[WHAT YOU HAVE TO DO]
Write the records below out in full, character for character, with no pictures.

* Begin PROVIDED INFORMATION *

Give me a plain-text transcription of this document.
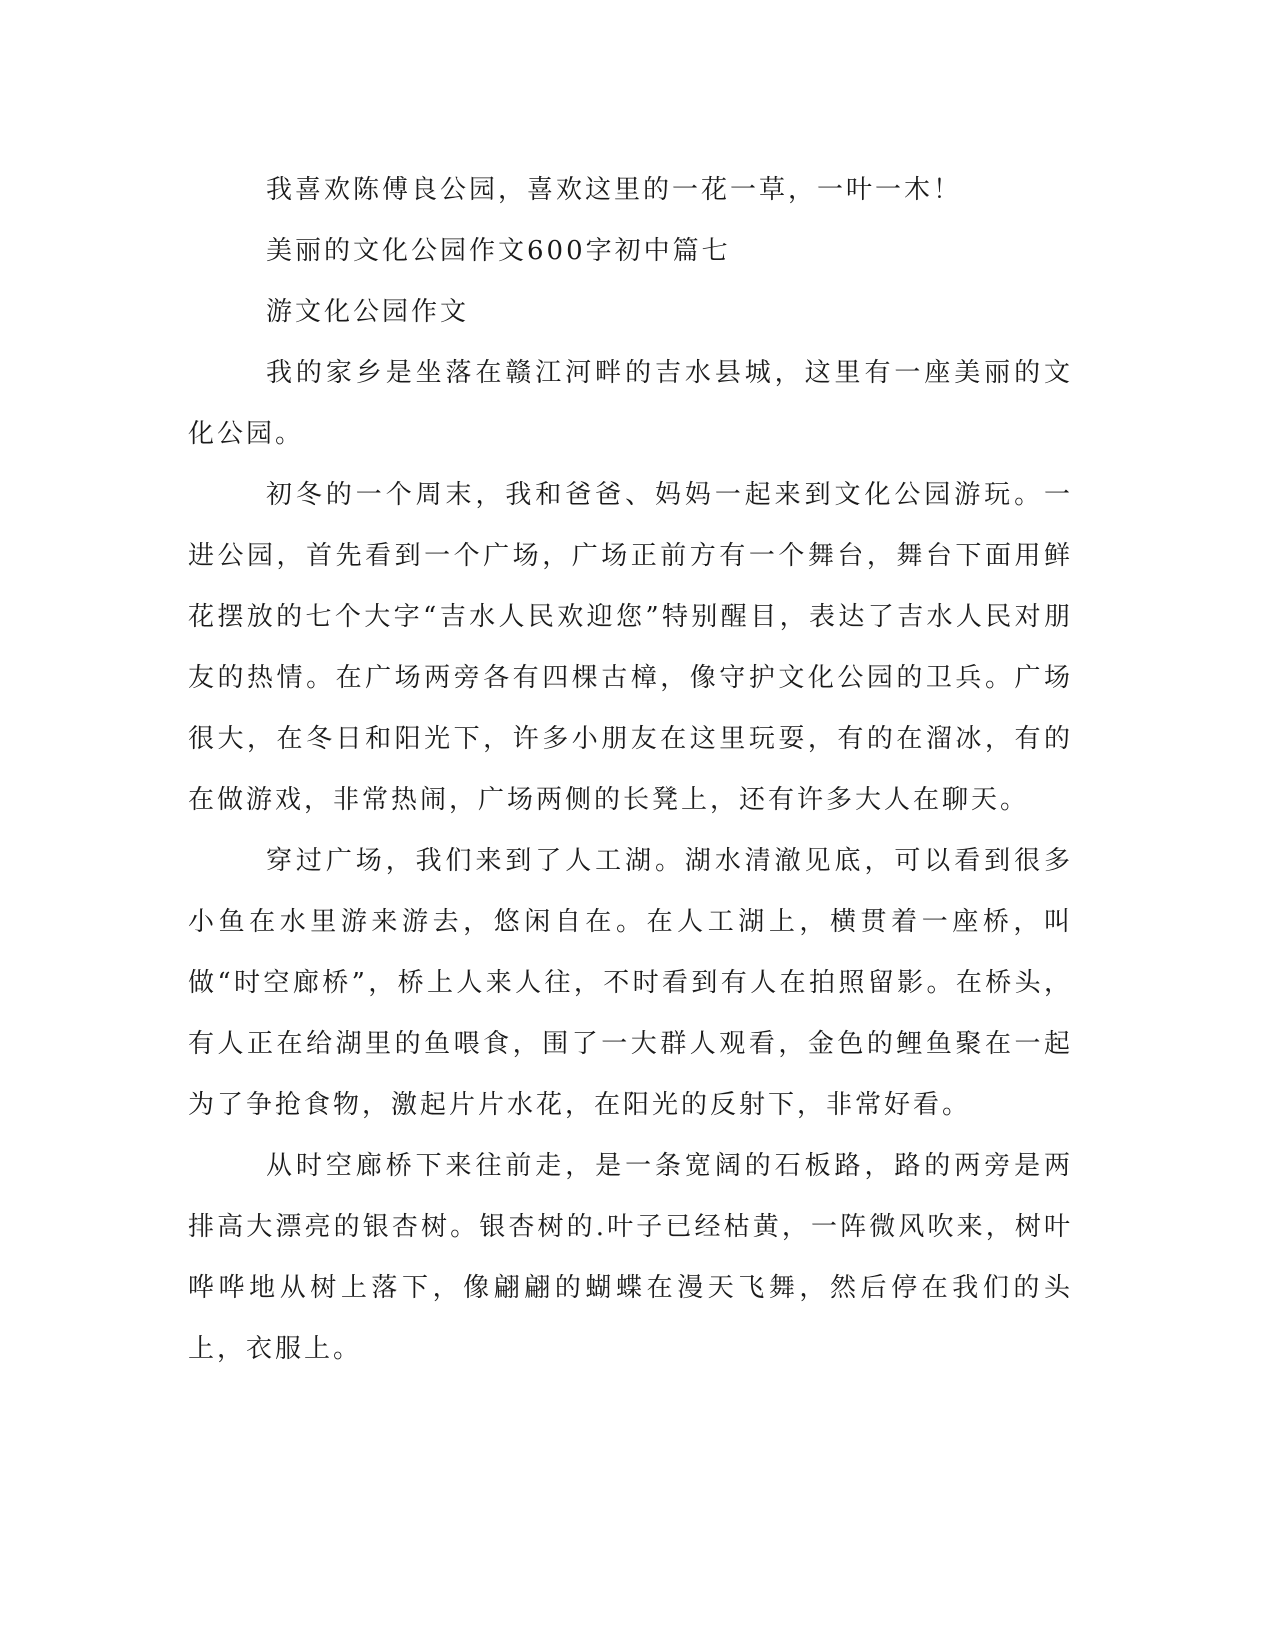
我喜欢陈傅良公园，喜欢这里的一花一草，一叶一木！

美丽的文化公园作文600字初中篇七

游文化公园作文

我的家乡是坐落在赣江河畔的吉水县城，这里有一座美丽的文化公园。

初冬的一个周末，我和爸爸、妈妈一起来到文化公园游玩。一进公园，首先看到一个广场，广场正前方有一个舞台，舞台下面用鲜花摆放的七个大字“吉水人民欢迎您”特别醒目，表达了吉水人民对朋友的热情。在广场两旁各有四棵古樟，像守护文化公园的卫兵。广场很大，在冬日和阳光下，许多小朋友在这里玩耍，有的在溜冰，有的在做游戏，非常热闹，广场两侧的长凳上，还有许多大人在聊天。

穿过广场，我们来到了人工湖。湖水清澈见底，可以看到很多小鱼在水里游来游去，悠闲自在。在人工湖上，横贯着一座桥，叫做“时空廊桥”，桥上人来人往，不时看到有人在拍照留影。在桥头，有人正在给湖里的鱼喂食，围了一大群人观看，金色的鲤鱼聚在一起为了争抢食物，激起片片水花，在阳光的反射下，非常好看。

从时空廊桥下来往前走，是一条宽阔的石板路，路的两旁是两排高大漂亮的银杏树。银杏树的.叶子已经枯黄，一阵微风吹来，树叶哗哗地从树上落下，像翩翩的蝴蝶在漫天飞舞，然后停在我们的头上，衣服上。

* End PROVIDED INFORMATION *

[TASK ANSWER]
Give me a plain-text transcription of this document.
我喜欢陈傅良公园，喜欢这里的一花一草，一叶一木！

美丽的文化公园作文600字初中篇七

游文化公园作文

我的家乡是坐落在赣江河畔的吉水县城，这里有一座美丽的文化公园。

初冬的一个周末，我和爸爸、妈妈一起来到文化公园游玩。一进公园，首先看到一个广场，广场正前方有一个舞台，舞台下面用鲜花摆放的七个大字“吉水人民欢迎您”特别醒目，表达了吉水人民对朋友的热情。在广场两旁各有四棵古樟，像守护文化公园的卫兵。广场很大，在冬日和阳光下，许多小朋友在这里玩耍，有的在溜冰，有的在做游戏，非常热闹，广场两侧的长凳上，还有许多大人在聊天。

穿过广场，我们来到了人工湖。湖水清澈见底，可以看到很多小鱼在水里游来游去，悠闲自在。在人工湖上，横贯着一座桥，叫做“时空廊桥”，桥上人来人往，不时看到有人在拍照留影。在桥头，有人正在给湖里的鱼喂食，围了一大群人观看，金色的鲤鱼聚在一起为了争抢食物，激起片片水花，在阳光的反射下，非常好看。

从时空廊桥下来往前走，是一条宽阔的石板路，路的两旁是两排高大漂亮的银杏树。银杏树的.叶子已经枯黄，一阵微风吹来，树叶哗哗地从树上落下，像翩翩的蝴蝶在漫天飞舞，然后停在我们的头上，衣服上。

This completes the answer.